> **Goal of the exercise**
Repeat the data that follows, word for word, without the images.

> **Task material**
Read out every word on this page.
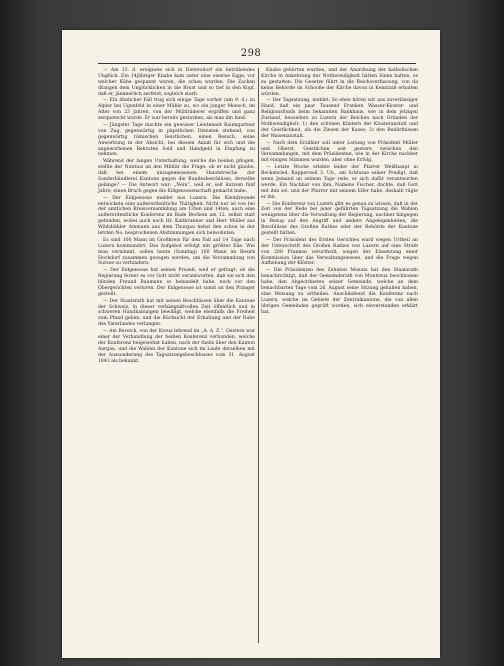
298

— Am 13. d. ereignete sich in Dietersdorf ein betrübendes Unglück. Ein 14jähriger Knabe kam unter eine eiserne Egge, vor welcher Kühe gespannt waren, die scheu wurden. Die Zacken drangen dem Unglücklichen in die Brust und so tief in den Kopf, daß er, jämmerlich zerfetzt, sogleich starb.

— Ein ähnlicher Fall trug sich einige Tage vorher (am 9. d.) zu Alpler bei Ugenfeld in einer Mühle zu, wo ein junger Mensch, im Alter von 23 Jahren, von der Mühlräderer ergriffen und ganz zerquetscht wurde. Er war bereits gestorben, als man ihn fand.

— Jüngster Tage machte ein gewisser Lieutenant Baumgartner von Zug, gegenwärtig in päpstlichen Diensten stehend, von gegenwärtig römischen Geistlichen, einen Besuch, seine Anwerbung in der Absicht, bei diesem Anlaß für sich und die angeworbenen Rekruten Sold und Handgeld in Empfang zu nehmen.

Während der langen Unterhaltung, welche die beiden pflogen, stellte der Nuntius an den Militär die Frage: ob er nicht glaube, daß bei einem unzugemessenen Handstreiche der Sonderbündlerei Kantone gegen die Bundesbeschlüsse, derselbe gelänge? — Die Antwort war: „Nein“, weil er, seit kurzem fünf Jahre, einen Bruch gegen die Eidgenossenschaft gemacht habe.

— Der Eidgenosse meldet aus Luzern. Die Kleinfreunde entwickeln eine außerordentliche Thätigkeit. Nicht nur ist von bei der amtlichen Kreisversammlung am 13ten und 14ten, auch eine außerordentliche Konferenz im Bade Bechem am 12. selbst statt gefunden, wobei auch noch Hr. Kaltbrunner und Herr Müller aus Wildsbühler Ammann aus dem Thurgau nebst den schon in der letzten No. besprochenen Abstimmungen sich beiwohnten.

Es sind 100 Mann im Großkreis für den Fall auf 14 Tage nach Luzern kommandirt. Das Aufgebot erfolgt mit größter Eile. Wie man vernimmt, sollen heute (Sonntag) 100 Mann im Bezirk Hochdorf zusammen gezogen werden, um die Versammlung von Sursee zu verhindern.

— Der Eidgenosse hat seinen Prozeß, weil er gefragt: ob die Regierung ferner es vor Gott nicht verantworten, daß sie sich den blinden Freund Baumann so behandelt habe, noch vor den Obergerichten verloren. Der Eidgenosse ist somit an den Pranger gestellt.

— Der Staatsrath hat mit seinen Beschlüssen über die Kantone der Schweiz, in dieser verhängnißvollen Zeit öffentlich und in schweren Handhabungen bewilligt, welche ebenfalls die Freiheit zum Pfand geben, und die Rücksicht der Erhaltung und der Ruhe des Vaterlandes verlangen.

— Am Bereich, von der Kreuz lehrend im „A. A. Z.“, Gestern war einer der Verhandlung der heißen Konferenz verbunden, welche der Konferenz beigewohnt haben, nach der theils über den Kanton Aargau, und die Wahlen der Kantone sich im Laufe derselben mit der Aussonderung des Tagsatzungsbeschlusses vom 31. August 1843 als bekannt.

Knabe gehörten wurden, und der Anordnung der katholischen Kirche in Ankehrung der Nothwendigkeit hätten Sinne hatten, es zu gestatten. Die Gesetze führt in die Reichsverfassung, von da keine Behörde im Schooße der Kirche davon in Kenntniß erhalten würden.

— Der Tagsatzung, meldet: So eben hören wir aus zuverlässiger Hand, daß ein paar Tausend Franken Wasser-Kloster- und Religionsfonds beim bekannten Bankhaus, wie in dem jetzigen Zustand, besonders zu Luzern der Reichen nach Gründen der Nothwendigkeit: 1) den schönen Kindern der Klosteranstalt und der Geistlichkeit, als die Zinsen der Kasse; 2) den Bedürfnissen der Waisenanstalt.

— Nach dem Erzähler soll unter Leitung von Präsident Müller und Oberst, Geistlichen seit gestern zwischen den Versammlungen, mit dem Präsidenten, wie in der Kirche nachher mit einigen Stimmen wurden, aber ohne Erfolg.

— Letzte Woche erlebte leider der Pfarrer Weißhaupt in Beckenried, Rapperswil 3. Ub., am Schlusse seiner Predigt, daß wenn Jemand an seinem Tage rede, er sich dafür verantworten werde. Ein Nachbar von ihm, Namens Fischer, dachte, daß Gott mit ihm sei, und der Pfarrer mit seinem Eifer habe, deshalb rügte er ihn.

— Die Konferenz von Luzern gibt es genau zu wissen, daß in der Zeit von der Rede bei jener geführten Tagsatzung die Wahlen wenigstens über die Verwaltung der Regierung, nachher hingegen in Bezug auf den Angriff und andere Angelegenheiten, die Beschlüsse des Großen Rathes oder der Behörde der Kantone gestellt hätten.

— Der Präsident des Ersten Gerichtes ward wegen Urtheil an der Unterschrift des Großen Rathes von Luzern auf eine Strafe von 200 Franken verurtheilt, wegen der Einsetzung einer Kommission über das Verwaltungswesen, und die Frage wegen Aufhebung der Klöster.

— Die Präsidenten des Zehnten Monats hat den Staatsrath benachrichtigt, daß der Gemeinderath von Montreux beschlossen habe, den Abgeordneten seiner Gemeinde, welche an dem benachbarten Tage vom 26. August seine Sitzung gehalten haben, eine Weisung zu ertheilen. Anschließend die Konferenz nach Luzern, welche im Gebiete der Zentralkantone, die von allen übrigen Gemeinden geprüft worden, sich einverstanden erklärt hat.
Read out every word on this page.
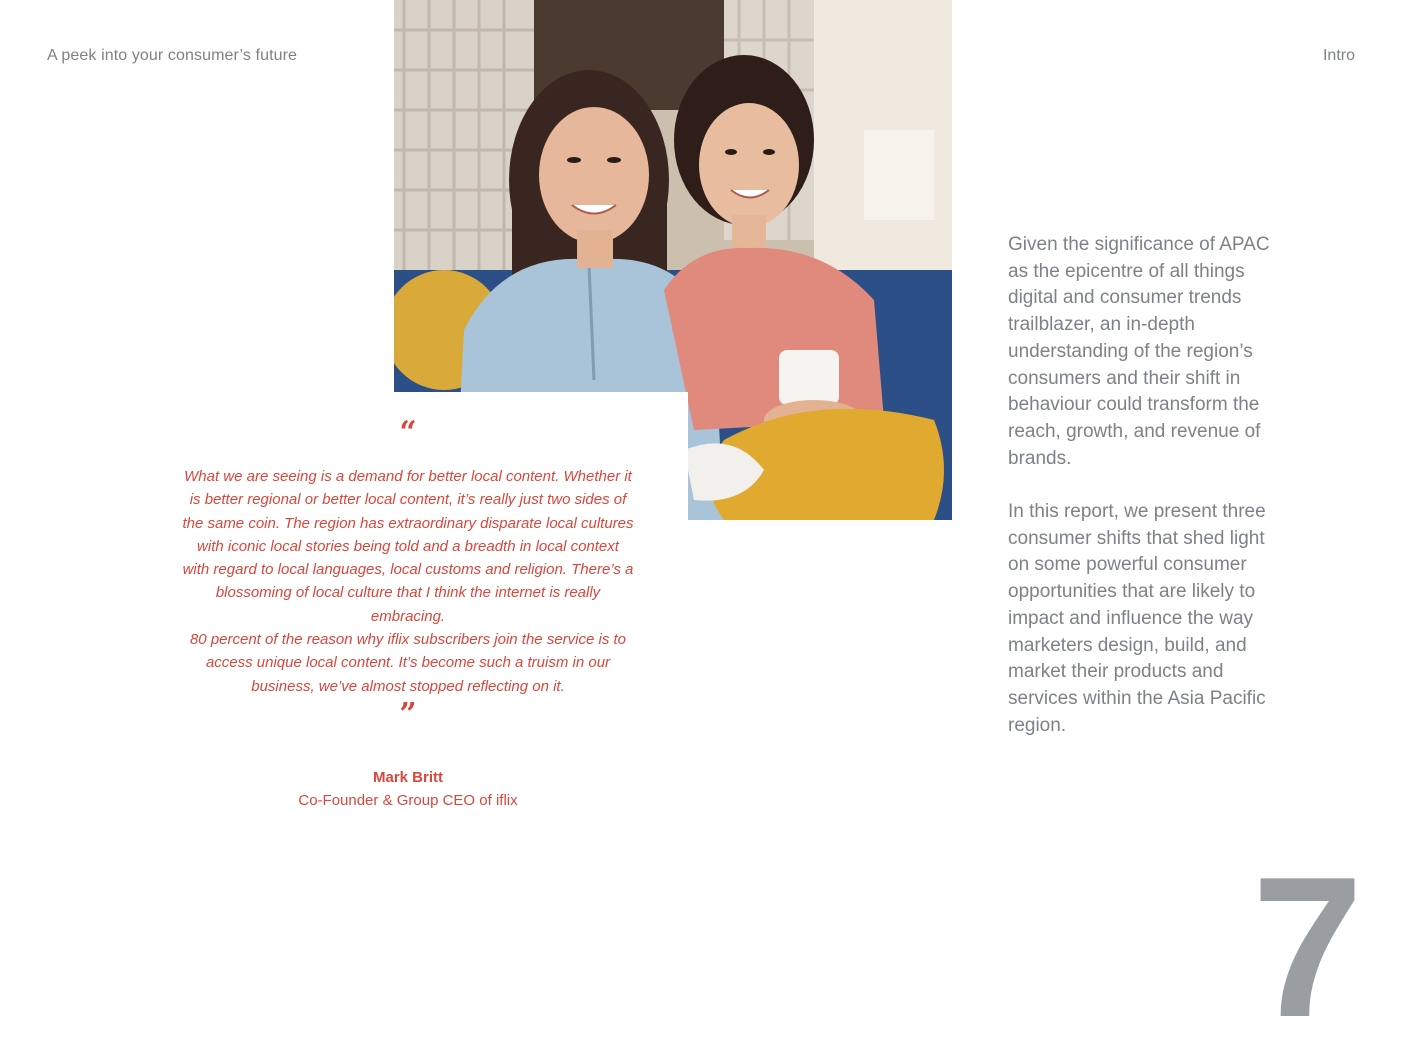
A peek into your consumer’s future	Intro
“

What we are seeing is a demand for better local content. Whether it is better regional or better local content, it’s really just two sides of the same coin. The region has extraordinary disparate local cultures with iconic local stories being told and a breadth in local context with regard to local languages, local customs and religion. There’s a blossoming of local culture that I think the internet is really embracing.

80 percent of the reason why iflix subscribers join the service is to access unique local content. It’s become such a truism in our business, we’ve almost stopped reflecting on it.

”
Mark Britt
Co-Founder & Group CEO of iflix

Given the significance of APAC as the epicentre of all things digital and consumer trends trailblazer, an in-depth understanding of the region’s consumers and their shift in behaviour could transform the reach, growth, and revenue of brands.

In this report, we present three consumer shifts that shed light on some powerful consumer opportunities that are likely to impact and influence the way marketers design, build, and market their products and services within the Asia Pacific region.

7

> **Solved problem**
Read out every word on this page.
298

— Am 13. d. ereignete sich in Dietersdorf ein betrübendes Unglück. Ein 14jähriger Knabe kam unter eine eiserne Egge, vor welcher Kühe gespannt waren, die scheu wurden. Die Zacken drangen dem Unglücklichen in die Brust und so tief in den Kopf, daß er, jämmerlich zerfetzt, sogleich starb.

— Ein ähnlicher Fall trug sich einige Tage vorher (am 9. d.) zu Alpler bei Ugenfeld in einer Mühle zu, wo ein junger Mensch, im Alter von 23 Jahren, von der Mühlräderer ergriffen und ganz zerquetscht wurde. Er war bereits gestorben, als man ihn fand.

— Jüngster Tage machte ein gewisser Lieutenant Baumgartner von Zug, gegenwärtig in päpstlichen Diensten stehend, von gegenwärtig römischen Geistlichen, einen Besuch, seine Anwerbung in der Absicht, bei diesem Anlaß für sich und die angeworbenen Rekruten Sold und Handgeld in Empfang zu nehmen.

Während der langen Unterhaltung, welche die beiden pflogen, stellte der Nuntius an den Militär die Frage: ob er nicht glaube, daß bei einem unzugemessenen Handstreiche der Sonderbündlerei Kantone gegen die Bundesbeschlüsse, derselbe gelänge? — Die Antwort war: „Nein“, weil er, seit kurzem fünf Jahre, einen Bruch gegen die Eidgenossenschaft gemacht habe.

— Der Eidgenosse meldet aus Luzern. Die Kleinfreunde entwickeln eine außerordentliche Thätigkeit. Nicht nur ist von bei der amtlichen Kreisversammlung am 13ten und 14ten, auch eine außerordentliche Konferenz im Bade Bechem am 12. selbst statt gefunden, wobei auch noch Hr. Kaltbrunner und Herr Müller aus Wildsbühler Ammann aus dem Thurgau nebst den schon in der letzten No. besprochenen Abstimmungen sich beiwohnten.

Es sind 100 Mann im Großkreis für den Fall auf 14 Tage nach Luzern kommandirt. Das Aufgebot erfolgt mit größter Eile. Wie man vernimmt, sollen heute (Sonntag) 100 Mann im Bezirk Hochdorf zusammen gezogen werden, um die Versammlung von Sursee zu verhindern.

— Der Eidgenosse hat seinen Prozeß, weil er gefragt: ob die Regierung ferner es vor Gott nicht verantworten, daß sie sich den blinden Freund Baumann so behandelt habe, noch vor den Obergerichten verloren. Der Eidgenosse ist somit an den Pranger gestellt.

— Der Staatsrath hat mit seinen Beschlüssen über die Kantone der Schweiz, in dieser verhängnißvollen Zeit öffentlich und in schweren Handhabungen bewilligt, welche ebenfalls die Freiheit zum Pfand geben, und die Rücksicht der Erhaltung und der Ruhe des Vaterlandes verlangen.

— Am Bereich, von der Kreuz lehrend im „A. A. Z.“, Gestern war einer der Verhandlung der heißen Konferenz verbunden, welche der Konferenz beigewohnt haben, nach der theils über den Kanton Aargau, und die Wahlen der Kantone sich im Laufe derselben mit der Aussonderung des Tagsatzungsbeschlusses vom 31. August 1843 als bekannt.

Knabe gehörten wurden, und der Anordnung der katholischen Kirche in Ankehrung der Nothwendigkeit hätten Sinne hatten, es zu gestatten. Die Gesetze führt in die Reichsverfassung, von da keine Behörde im Schooße der Kirche davon in Kenntniß erhalten würden.

— Der Tagsatzung, meldet: So eben hören wir aus zuverlässiger Hand, daß ein paar Tausend Franken Wasser-Kloster- und Religionsfonds beim bekannten Bankhaus, wie in dem jetzigen Zustand, besonders zu Luzern der Reichen nach Gründen der Nothwendigkeit: 1) den schönen Kindern der Klosteranstalt und der Geistlichkeit, als die Zinsen der Kasse; 2) den Bedürfnissen der Waisenanstalt.

— Nach dem Erzähler soll unter Leitung von Präsident Müller und Oberst, Geistlichen seit gestern zwischen den Versammlungen, mit dem Präsidenten, wie in der Kirche nachher mit einigen Stimmen wurden, aber ohne Erfolg.

— Letzte Woche erlebte leider der Pfarrer Weißhaupt in Beckenried, Rapperswil 3. Ub., am Schlusse seiner Predigt, daß wenn Jemand an seinem Tage rede, er sich dafür verantworten werde. Ein Nachbar von ihm, Namens Fischer, dachte, daß Gott mit ihm sei, und der Pfarrer mit seinem Eifer habe, deshalb rügte er ihn.

— Die Konferenz von Luzern gibt es genau zu wissen, daß in der Zeit von der Rede bei jener geführten Tagsatzung die Wahlen wenigstens über die Verwaltung der Regierung, nachher hingegen in Bezug auf den Angriff und andere Angelegenheiten, die Beschlüsse des Großen Rathes oder der Behörde der Kantone gestellt hätten.

— Der Präsident des Ersten Gerichtes ward wegen Urtheil an der Unterschrift des Großen Rathes von Luzern auf eine Strafe von 200 Franken verurtheilt, wegen der Einsetzung einer Kommission über das Verwaltungswesen, und die Frage wegen Aufhebung der Klöster.

— Die Präsidenten des Zehnten Monats hat den Staatsrath benachrichtigt, daß der Gemeinderath von Montreux beschlossen habe, den Abgeordneten seiner Gemeinde, welche an dem benachbarten Tage vom 26. August seine Sitzung gehalten haben, eine Weisung zu ertheilen. Anschließend die Konferenz nach Luzern, welche im Gebiete der Zentralkantone, die von allen übrigen Gemeinden geprüft worden, sich einverstanden erklärt hat.
Read out every word on this page.
A peek into your consumer’s future	Intro
“

What we are seeing is a demand for better local content. Whether it is better regional or better local content, it’s really just two sides of the same coin. The region has extraordinary disparate local cultures with iconic local stories being told and a breadth in local context with regard to local languages, local customs and religion. There’s a blossoming of local culture that I think the internet is really embracing.

80 percent of the reason why iflix subscribers join the service is to access unique local content. It’s become such a truism in our business, we’ve almost stopped reflecting on it.

”
Mark Britt
Co-Founder & Group CEO of iflix

Given the significance of APAC as the epicentre of all things digital and consumer trends trailblazer, an in-depth understanding of the region’s consumers and their shift in behaviour could transform the reach, growth, and revenue of brands.

In this report, we present three consumer shifts that shed light on some powerful consumer opportunities that are likely to impact and influence the way marketers design, build, and market their products and services within the Asia Pacific region.

7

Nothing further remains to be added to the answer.